Problem to work on: List all lines of the data containing the word "κραδασμούς".

Listed entries:
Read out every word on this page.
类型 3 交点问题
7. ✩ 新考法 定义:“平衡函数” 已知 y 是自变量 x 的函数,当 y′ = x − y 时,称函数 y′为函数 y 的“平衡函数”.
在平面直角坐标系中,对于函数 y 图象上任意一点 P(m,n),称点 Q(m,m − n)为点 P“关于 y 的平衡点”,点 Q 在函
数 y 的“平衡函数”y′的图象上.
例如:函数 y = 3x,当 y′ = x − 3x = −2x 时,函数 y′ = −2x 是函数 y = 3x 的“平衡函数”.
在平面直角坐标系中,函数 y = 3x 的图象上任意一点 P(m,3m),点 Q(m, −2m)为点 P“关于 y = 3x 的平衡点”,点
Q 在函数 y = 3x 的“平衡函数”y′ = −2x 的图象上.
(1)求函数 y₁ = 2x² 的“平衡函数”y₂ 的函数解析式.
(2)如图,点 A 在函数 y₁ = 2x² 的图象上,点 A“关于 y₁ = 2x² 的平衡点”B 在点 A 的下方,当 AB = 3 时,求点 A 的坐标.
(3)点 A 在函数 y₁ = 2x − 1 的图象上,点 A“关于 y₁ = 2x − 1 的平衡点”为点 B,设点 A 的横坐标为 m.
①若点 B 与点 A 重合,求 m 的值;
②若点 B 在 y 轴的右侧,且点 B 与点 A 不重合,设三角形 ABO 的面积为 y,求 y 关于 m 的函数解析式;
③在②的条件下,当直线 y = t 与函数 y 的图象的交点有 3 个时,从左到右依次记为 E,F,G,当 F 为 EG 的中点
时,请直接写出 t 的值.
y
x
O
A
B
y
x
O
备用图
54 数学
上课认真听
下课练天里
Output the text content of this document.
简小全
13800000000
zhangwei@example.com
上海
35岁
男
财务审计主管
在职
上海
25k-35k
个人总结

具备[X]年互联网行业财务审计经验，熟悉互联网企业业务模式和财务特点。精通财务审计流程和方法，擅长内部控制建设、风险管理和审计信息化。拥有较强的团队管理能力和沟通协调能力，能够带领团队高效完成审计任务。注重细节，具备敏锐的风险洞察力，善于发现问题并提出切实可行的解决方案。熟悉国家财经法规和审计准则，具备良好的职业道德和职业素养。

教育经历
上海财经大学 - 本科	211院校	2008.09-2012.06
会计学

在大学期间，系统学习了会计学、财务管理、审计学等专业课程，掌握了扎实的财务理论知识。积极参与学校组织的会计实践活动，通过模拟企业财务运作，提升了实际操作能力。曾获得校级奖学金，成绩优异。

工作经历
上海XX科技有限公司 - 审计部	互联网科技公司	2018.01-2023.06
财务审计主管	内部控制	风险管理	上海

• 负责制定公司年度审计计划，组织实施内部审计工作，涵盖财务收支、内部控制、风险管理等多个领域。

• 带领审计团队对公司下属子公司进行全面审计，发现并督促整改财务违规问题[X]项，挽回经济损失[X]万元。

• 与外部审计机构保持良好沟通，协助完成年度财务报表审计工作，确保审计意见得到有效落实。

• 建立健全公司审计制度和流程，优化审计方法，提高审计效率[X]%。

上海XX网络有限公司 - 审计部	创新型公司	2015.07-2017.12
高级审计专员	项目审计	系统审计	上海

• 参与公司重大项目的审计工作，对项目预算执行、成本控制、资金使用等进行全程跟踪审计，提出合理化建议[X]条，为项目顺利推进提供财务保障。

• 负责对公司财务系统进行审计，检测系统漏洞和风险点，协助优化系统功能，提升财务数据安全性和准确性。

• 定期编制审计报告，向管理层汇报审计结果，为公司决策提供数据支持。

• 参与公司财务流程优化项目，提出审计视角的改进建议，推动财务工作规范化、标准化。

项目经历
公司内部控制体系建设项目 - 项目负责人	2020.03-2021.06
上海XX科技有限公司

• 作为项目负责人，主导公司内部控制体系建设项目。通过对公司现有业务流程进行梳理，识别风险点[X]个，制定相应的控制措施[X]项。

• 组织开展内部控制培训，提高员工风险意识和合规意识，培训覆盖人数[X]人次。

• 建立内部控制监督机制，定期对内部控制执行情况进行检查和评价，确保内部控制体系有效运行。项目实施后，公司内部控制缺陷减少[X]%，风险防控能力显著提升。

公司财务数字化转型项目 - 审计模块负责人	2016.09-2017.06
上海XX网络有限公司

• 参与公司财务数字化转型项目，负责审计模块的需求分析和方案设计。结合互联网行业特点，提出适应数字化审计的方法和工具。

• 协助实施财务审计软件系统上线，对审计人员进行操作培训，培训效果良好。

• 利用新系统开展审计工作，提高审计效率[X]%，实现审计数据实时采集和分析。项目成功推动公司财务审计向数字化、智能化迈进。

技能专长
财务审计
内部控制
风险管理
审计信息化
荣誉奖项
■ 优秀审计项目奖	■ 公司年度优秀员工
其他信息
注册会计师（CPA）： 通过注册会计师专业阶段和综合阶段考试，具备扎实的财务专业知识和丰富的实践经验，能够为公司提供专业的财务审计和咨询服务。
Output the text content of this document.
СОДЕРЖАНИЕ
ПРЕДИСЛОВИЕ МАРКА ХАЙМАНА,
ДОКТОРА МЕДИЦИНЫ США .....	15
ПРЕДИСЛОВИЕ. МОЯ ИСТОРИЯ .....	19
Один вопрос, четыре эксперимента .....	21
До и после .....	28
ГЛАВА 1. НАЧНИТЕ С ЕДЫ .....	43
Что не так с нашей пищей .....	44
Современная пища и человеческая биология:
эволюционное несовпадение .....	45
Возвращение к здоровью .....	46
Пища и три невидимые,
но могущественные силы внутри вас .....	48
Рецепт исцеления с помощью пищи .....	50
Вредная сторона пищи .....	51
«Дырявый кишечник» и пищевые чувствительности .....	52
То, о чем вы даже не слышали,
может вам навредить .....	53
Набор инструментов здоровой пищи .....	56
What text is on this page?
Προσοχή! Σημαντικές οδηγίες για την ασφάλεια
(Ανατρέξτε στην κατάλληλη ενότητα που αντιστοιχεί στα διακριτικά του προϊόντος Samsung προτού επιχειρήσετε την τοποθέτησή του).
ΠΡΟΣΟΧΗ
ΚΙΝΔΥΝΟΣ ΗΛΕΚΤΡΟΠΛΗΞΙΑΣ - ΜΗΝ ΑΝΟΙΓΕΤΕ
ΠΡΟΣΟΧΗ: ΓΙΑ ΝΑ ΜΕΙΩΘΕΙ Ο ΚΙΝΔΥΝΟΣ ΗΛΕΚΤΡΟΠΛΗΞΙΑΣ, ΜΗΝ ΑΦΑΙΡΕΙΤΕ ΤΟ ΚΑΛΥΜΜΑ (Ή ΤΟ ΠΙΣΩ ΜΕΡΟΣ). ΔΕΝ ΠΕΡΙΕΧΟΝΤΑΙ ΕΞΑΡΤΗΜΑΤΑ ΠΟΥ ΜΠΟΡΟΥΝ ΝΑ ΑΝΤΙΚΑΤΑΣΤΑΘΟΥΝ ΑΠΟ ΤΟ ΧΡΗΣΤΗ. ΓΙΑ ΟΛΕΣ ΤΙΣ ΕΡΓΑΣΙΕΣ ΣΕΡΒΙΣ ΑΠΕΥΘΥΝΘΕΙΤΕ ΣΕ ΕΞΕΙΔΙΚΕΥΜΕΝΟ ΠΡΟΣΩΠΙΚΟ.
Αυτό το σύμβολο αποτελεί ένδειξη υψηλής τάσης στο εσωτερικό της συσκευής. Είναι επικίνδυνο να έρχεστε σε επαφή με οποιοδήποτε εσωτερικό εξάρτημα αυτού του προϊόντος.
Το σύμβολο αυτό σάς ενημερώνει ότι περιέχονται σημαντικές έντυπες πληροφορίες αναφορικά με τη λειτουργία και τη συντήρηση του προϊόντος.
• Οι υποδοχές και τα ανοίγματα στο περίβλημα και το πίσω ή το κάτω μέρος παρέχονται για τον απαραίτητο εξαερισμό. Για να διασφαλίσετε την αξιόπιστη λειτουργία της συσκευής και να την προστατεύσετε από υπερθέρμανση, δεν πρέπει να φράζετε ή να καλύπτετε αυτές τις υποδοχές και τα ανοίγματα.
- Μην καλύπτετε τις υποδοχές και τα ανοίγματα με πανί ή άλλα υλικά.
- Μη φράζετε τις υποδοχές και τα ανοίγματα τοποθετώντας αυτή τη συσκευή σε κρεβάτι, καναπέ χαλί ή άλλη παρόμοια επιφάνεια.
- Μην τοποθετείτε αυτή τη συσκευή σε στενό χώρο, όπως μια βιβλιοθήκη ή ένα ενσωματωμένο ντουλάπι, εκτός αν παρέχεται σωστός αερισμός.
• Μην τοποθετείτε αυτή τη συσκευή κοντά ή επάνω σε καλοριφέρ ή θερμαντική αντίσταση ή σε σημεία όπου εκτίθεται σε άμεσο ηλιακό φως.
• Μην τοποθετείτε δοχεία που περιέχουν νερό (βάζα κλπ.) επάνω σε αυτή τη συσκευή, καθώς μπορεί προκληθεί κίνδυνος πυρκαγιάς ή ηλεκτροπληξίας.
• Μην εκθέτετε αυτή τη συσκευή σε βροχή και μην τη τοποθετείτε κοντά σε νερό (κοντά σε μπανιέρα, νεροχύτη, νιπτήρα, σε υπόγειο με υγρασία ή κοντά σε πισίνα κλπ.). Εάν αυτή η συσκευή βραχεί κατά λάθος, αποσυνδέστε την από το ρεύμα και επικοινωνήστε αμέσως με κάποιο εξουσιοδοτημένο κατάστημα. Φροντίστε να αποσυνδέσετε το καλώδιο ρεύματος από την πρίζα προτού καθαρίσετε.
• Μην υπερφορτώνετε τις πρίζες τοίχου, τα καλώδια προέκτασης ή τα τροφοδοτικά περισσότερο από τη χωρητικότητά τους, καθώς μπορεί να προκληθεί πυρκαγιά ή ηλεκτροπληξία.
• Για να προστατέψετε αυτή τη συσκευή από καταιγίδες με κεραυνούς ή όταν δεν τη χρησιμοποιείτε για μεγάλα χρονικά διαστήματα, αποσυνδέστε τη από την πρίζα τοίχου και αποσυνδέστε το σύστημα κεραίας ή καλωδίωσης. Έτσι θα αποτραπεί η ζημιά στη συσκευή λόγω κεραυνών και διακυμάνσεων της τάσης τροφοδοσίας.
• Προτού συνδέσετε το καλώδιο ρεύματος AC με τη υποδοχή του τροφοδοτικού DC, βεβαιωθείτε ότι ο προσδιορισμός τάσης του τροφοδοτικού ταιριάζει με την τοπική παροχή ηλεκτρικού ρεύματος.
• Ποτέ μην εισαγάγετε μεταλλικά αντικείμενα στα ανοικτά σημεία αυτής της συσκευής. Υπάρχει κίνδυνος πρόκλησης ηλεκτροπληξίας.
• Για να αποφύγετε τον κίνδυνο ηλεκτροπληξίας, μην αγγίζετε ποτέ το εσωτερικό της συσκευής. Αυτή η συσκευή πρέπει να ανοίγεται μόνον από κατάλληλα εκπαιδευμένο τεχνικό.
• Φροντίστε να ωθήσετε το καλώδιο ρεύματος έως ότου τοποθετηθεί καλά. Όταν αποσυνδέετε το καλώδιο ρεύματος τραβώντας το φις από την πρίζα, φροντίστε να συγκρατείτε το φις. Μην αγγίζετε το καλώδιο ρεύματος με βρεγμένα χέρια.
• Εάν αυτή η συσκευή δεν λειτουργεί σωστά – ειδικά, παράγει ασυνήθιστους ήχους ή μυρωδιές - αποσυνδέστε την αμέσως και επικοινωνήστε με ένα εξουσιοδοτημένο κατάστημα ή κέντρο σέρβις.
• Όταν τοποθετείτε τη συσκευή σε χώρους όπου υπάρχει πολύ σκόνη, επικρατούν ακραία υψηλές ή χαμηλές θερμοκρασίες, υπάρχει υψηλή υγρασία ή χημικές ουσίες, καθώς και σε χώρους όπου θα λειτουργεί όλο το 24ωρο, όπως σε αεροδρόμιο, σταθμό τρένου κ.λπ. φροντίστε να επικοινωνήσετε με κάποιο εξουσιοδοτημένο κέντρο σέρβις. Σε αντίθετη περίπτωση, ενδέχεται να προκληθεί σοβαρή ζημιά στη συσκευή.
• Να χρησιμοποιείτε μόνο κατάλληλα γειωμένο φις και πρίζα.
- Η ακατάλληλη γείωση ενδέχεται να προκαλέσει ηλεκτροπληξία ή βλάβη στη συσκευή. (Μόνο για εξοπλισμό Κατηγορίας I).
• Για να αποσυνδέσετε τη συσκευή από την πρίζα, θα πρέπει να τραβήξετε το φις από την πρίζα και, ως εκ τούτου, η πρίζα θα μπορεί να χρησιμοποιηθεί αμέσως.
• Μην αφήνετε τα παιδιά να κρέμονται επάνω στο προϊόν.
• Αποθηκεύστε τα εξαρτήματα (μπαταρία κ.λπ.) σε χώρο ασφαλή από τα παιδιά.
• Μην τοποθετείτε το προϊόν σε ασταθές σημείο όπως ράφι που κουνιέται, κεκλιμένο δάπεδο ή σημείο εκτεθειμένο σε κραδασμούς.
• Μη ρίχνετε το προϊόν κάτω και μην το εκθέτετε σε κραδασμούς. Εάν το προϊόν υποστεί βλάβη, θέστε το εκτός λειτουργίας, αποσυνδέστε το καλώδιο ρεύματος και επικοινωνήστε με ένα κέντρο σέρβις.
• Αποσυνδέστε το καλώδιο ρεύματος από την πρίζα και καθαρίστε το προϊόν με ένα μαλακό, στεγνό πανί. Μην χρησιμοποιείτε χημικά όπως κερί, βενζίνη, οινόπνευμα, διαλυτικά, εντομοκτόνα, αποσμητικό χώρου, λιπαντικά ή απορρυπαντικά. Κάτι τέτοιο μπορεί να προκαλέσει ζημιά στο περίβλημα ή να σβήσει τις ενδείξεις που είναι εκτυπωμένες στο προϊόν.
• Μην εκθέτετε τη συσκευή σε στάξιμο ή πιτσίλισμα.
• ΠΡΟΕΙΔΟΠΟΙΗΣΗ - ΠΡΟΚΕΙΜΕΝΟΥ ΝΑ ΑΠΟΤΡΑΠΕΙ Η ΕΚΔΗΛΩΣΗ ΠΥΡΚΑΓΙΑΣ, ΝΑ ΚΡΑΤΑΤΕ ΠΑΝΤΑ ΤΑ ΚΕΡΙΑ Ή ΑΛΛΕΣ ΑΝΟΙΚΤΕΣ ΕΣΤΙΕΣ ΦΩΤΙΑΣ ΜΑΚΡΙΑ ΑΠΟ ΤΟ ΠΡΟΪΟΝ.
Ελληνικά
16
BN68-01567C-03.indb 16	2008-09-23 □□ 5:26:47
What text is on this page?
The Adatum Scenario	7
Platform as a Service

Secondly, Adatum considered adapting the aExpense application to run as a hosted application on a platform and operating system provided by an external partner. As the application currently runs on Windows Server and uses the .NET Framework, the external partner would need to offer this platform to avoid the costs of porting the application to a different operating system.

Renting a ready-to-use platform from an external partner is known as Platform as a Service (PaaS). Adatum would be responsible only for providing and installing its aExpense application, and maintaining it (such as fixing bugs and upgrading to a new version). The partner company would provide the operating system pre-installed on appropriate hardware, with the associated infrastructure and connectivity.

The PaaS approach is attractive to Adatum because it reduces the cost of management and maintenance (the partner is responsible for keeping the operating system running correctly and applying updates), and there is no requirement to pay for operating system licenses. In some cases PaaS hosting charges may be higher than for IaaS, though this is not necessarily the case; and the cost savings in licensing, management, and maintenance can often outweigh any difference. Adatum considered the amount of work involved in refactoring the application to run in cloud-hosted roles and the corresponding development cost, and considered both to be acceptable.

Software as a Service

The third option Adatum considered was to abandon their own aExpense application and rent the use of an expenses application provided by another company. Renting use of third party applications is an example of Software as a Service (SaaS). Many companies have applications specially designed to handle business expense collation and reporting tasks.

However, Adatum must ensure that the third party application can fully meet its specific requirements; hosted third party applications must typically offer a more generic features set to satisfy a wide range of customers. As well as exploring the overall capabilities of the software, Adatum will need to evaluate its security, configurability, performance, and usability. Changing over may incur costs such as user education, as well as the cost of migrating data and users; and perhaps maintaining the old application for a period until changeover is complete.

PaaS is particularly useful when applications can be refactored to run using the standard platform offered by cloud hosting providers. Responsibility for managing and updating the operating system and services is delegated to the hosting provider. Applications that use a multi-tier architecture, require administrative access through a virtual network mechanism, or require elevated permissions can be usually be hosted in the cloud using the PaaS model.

Solution to this problem:
• Μην τοποθετείτε το προϊόν σε ασταθές σημείο όπως ράφι που κουνιέται, κεκλιμένο δάπεδο ή σημείο εκτεθειμένο σε κραδασμούς.
• Μη ρίχνετε το προϊόν κάτω και μην το εκθέτετε σε κραδασμούς. Εάν το προϊόν υποστεί βλάβη, θέστε το εκτός λειτουργίας, αποσυνδέστε το καλώδιο ρεύματος και επικοινωνήστε με ένα κέντρο σέρβις.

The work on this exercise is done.